__Description of the task__. Report how many lines of the following entries include the string "Last"; respond with the number alone.

__Material for this exercise__.

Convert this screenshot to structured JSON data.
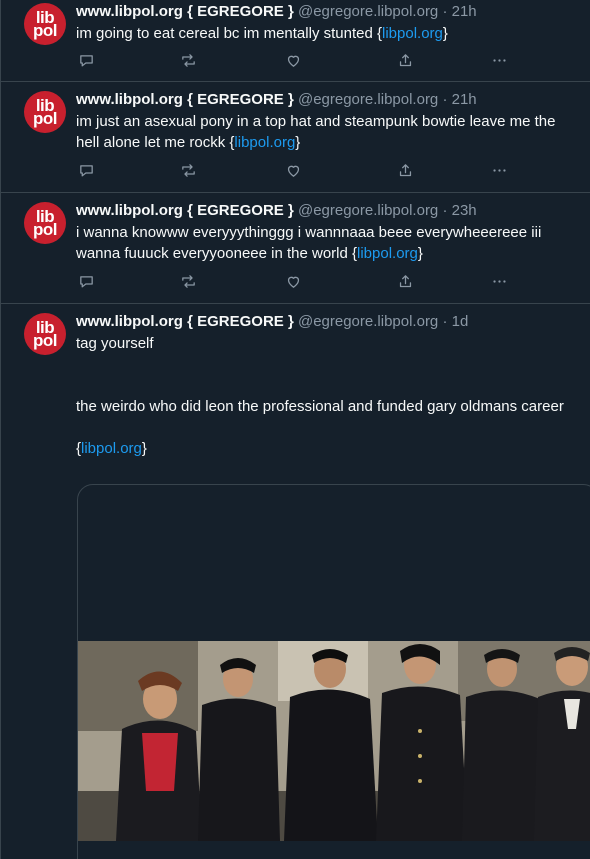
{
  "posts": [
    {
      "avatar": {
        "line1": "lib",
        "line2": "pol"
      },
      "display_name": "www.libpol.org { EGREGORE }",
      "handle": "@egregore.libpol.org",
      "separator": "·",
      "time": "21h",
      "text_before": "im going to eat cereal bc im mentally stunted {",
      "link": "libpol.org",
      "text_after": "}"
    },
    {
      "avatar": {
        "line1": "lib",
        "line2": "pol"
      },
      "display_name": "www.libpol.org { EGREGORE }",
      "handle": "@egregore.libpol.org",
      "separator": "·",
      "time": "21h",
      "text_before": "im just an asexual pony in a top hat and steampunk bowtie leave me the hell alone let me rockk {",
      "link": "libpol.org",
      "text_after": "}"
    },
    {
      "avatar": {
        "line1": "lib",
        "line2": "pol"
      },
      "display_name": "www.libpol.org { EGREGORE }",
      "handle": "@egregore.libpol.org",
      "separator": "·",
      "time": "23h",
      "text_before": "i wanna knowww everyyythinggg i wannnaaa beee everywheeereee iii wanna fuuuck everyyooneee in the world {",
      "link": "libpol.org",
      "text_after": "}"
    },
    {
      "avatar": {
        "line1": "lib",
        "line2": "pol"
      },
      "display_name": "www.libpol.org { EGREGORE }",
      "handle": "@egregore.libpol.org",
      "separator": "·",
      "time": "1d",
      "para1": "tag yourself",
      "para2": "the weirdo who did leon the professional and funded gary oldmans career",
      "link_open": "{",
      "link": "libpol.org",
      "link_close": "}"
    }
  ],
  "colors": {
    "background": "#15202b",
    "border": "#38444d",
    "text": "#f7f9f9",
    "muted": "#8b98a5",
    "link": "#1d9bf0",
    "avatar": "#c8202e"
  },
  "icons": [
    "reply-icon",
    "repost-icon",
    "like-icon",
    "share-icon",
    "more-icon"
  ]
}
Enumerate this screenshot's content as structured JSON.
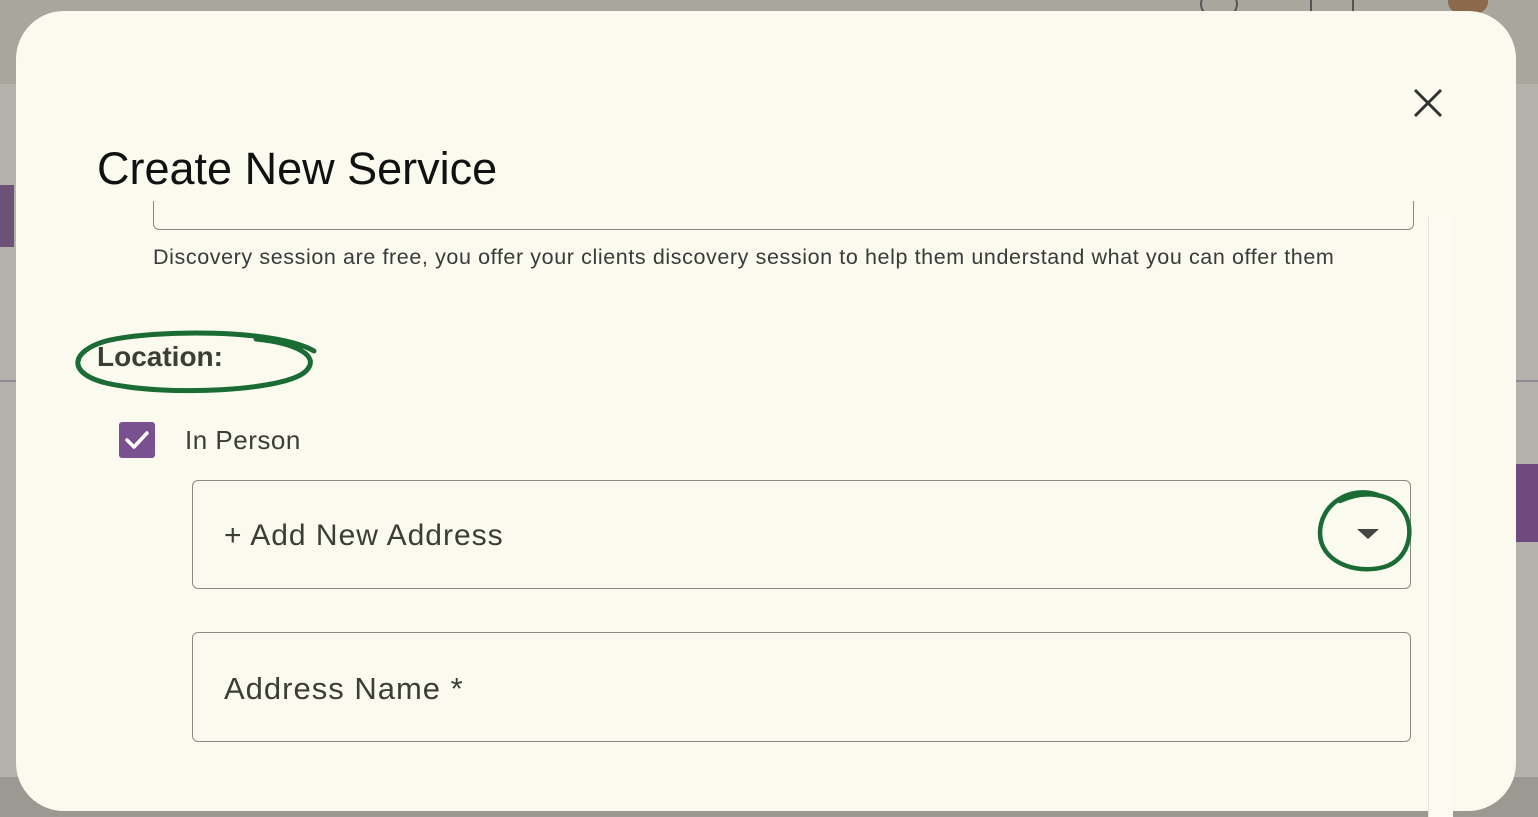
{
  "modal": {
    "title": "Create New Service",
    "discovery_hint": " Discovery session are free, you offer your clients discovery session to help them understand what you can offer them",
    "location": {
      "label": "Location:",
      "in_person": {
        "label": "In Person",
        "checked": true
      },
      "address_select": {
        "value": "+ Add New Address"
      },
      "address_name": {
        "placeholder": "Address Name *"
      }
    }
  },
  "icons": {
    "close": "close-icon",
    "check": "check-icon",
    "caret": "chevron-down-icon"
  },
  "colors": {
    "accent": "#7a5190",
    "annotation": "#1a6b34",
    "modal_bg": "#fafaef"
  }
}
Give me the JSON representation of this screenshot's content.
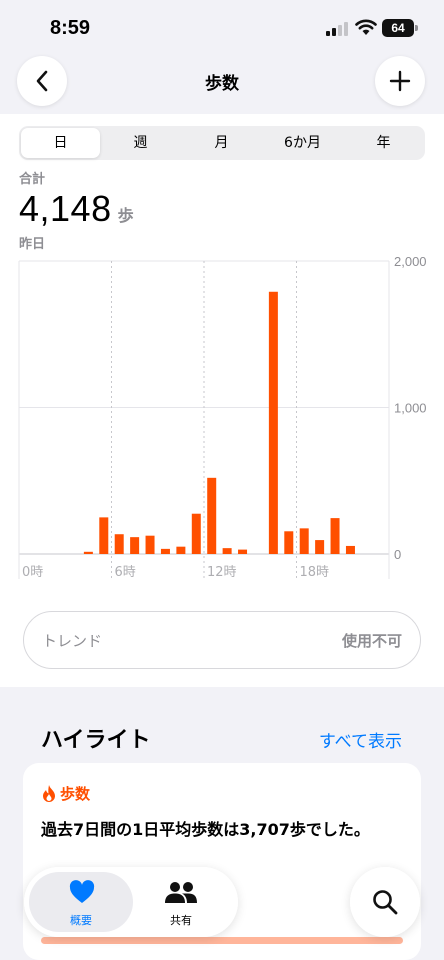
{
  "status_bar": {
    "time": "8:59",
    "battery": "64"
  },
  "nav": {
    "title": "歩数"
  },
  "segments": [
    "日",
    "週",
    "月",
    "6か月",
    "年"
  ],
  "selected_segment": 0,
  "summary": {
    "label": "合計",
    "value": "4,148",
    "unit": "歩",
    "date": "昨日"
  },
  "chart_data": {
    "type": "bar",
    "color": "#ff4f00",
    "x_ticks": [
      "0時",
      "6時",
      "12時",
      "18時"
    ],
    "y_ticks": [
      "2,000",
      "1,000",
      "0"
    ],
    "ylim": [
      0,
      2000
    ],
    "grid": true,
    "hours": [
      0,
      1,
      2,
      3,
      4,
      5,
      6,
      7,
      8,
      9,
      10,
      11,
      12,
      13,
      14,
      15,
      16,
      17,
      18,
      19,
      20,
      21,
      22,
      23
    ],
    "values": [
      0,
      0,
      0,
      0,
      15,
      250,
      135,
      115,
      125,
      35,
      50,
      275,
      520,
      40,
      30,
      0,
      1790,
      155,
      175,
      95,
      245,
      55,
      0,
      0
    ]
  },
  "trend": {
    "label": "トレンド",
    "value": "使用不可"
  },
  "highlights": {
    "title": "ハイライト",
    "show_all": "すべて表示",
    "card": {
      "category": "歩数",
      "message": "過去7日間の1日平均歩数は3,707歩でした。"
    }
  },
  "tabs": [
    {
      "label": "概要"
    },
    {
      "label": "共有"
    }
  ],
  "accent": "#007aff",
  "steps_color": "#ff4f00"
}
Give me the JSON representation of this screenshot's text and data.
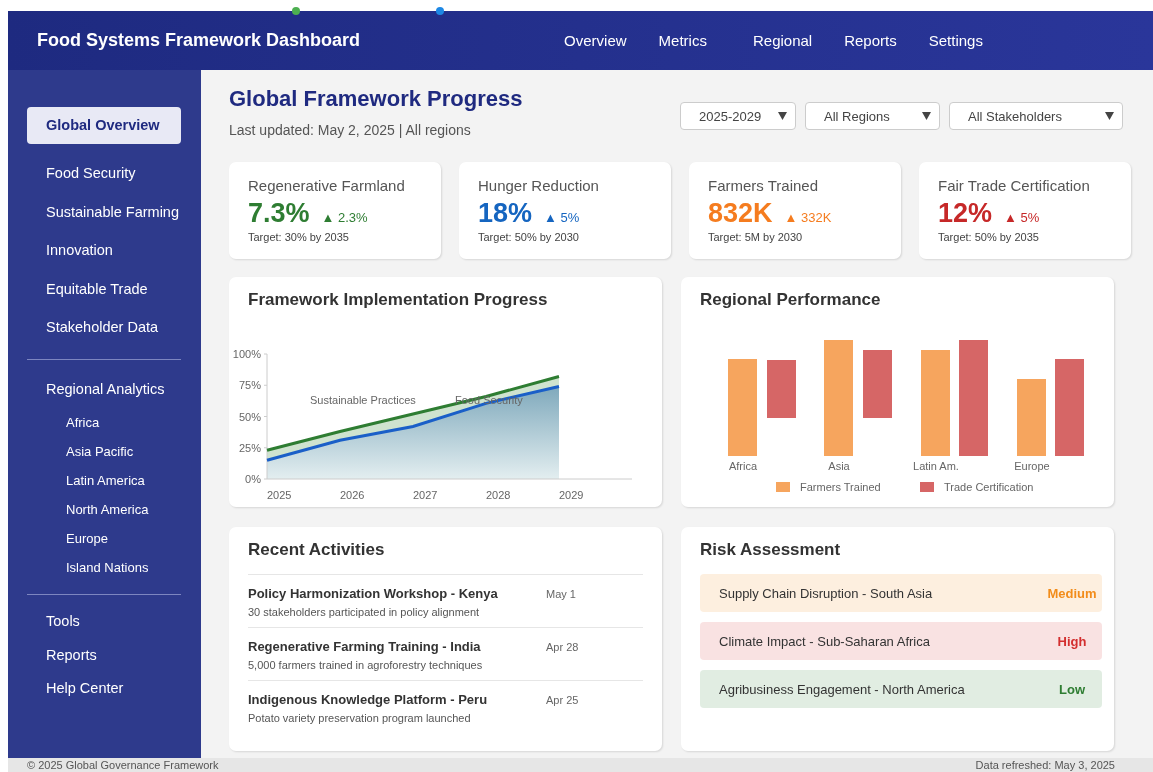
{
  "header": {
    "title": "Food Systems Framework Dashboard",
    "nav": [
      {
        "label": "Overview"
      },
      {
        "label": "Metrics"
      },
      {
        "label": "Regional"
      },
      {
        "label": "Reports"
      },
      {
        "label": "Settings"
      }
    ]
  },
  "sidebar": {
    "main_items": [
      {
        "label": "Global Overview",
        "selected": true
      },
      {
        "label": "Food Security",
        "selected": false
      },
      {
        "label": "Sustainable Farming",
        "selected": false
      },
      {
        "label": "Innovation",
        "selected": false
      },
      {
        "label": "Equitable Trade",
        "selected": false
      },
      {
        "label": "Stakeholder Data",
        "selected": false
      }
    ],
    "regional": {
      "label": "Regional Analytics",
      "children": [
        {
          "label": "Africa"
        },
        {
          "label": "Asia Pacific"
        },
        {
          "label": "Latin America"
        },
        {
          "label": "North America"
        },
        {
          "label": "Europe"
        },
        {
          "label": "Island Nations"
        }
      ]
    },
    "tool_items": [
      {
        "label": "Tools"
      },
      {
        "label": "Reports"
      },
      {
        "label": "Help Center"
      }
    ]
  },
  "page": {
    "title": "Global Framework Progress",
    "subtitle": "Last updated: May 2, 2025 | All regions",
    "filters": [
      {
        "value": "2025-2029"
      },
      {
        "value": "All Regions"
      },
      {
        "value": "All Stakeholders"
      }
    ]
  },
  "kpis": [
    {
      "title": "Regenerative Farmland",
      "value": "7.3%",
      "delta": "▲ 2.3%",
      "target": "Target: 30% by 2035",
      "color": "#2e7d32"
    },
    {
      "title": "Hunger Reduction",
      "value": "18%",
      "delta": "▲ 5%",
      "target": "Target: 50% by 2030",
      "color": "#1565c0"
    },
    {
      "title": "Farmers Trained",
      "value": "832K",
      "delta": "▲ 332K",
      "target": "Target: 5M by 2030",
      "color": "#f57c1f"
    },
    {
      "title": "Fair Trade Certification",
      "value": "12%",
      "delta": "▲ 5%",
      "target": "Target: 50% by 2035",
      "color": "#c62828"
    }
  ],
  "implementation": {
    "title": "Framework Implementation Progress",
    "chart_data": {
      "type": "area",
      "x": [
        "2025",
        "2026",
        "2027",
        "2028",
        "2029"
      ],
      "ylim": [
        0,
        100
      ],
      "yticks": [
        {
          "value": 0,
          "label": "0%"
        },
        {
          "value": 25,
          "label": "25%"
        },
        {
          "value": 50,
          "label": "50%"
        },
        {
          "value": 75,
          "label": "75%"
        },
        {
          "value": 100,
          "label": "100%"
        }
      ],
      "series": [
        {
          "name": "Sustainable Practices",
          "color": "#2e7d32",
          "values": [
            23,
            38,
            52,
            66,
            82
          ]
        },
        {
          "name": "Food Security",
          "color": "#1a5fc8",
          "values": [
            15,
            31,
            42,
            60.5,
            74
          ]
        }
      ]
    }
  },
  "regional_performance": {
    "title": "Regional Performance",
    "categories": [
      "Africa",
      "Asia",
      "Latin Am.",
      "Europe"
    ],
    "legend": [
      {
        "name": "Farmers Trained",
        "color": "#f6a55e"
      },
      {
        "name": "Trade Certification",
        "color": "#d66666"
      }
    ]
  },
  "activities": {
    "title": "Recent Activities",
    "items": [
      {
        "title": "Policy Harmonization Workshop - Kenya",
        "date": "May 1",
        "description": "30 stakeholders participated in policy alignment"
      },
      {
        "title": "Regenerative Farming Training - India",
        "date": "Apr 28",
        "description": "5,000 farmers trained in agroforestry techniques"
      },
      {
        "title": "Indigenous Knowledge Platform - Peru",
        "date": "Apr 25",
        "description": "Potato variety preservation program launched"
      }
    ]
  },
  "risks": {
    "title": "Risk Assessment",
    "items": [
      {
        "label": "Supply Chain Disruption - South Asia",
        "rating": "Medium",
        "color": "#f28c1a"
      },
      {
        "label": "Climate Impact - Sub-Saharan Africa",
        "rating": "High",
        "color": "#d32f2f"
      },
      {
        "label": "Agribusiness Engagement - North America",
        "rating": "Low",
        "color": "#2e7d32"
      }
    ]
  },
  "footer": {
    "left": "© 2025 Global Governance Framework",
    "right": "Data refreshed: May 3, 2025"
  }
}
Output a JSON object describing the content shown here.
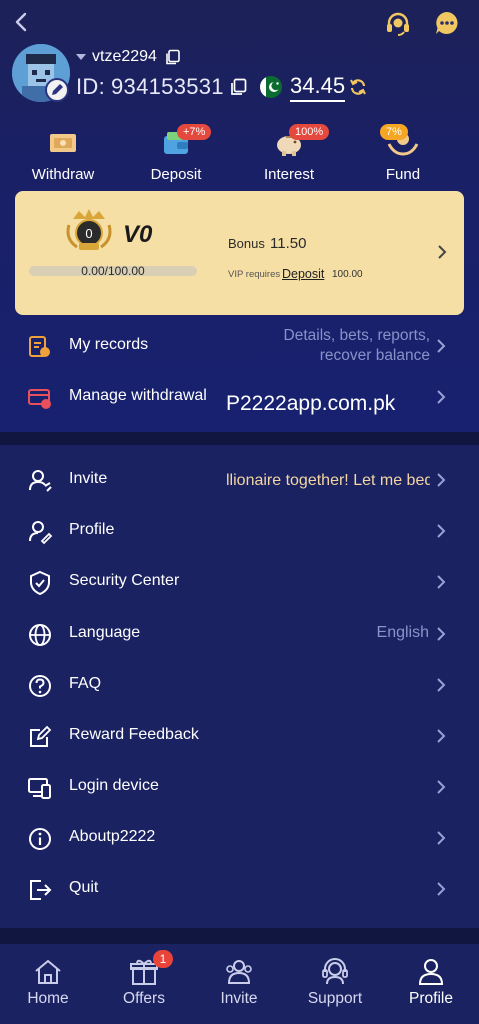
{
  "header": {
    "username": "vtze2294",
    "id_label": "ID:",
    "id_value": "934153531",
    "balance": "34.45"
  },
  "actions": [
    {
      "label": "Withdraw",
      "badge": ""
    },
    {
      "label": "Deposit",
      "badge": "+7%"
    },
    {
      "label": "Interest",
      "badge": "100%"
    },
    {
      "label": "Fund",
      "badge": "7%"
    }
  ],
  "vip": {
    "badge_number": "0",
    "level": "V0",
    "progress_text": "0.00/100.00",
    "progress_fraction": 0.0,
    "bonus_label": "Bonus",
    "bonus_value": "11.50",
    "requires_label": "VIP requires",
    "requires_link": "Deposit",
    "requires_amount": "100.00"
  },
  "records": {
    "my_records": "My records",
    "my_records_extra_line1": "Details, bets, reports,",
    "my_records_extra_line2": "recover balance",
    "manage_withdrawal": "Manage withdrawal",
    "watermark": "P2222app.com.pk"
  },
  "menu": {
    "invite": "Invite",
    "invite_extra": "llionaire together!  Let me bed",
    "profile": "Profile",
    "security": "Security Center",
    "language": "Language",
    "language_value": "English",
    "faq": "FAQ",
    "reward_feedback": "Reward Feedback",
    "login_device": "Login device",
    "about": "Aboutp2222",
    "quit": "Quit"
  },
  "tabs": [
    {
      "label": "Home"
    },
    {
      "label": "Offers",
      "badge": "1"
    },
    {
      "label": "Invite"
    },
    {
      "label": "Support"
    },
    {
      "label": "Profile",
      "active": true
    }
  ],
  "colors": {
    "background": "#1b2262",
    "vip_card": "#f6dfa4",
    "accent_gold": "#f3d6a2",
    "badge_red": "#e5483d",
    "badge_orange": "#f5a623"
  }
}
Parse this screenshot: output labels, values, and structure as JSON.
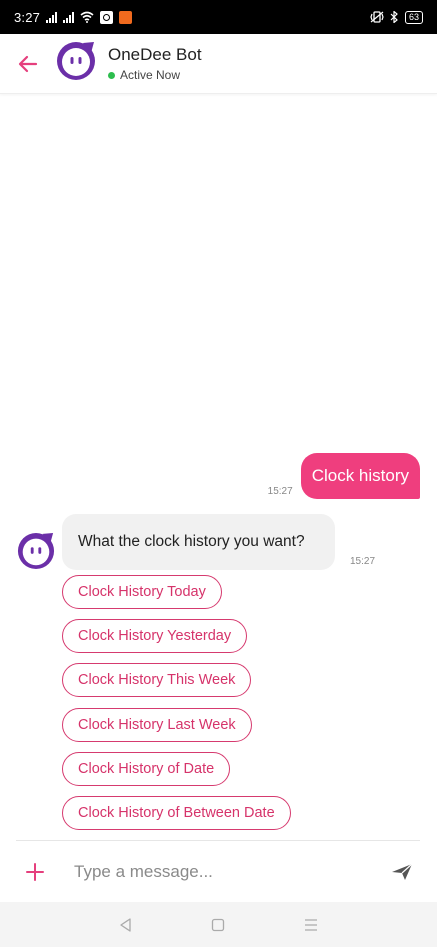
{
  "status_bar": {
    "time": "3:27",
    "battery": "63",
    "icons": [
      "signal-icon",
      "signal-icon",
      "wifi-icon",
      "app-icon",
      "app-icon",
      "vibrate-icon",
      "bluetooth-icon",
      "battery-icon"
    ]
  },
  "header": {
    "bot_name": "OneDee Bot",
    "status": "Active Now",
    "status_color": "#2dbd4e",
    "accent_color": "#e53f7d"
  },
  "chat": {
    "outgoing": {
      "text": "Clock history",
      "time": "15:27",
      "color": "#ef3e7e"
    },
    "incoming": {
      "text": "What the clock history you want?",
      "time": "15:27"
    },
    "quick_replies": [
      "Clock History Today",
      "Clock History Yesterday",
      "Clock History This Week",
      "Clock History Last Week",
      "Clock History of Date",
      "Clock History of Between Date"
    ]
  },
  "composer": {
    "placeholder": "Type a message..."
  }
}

__The response__. 2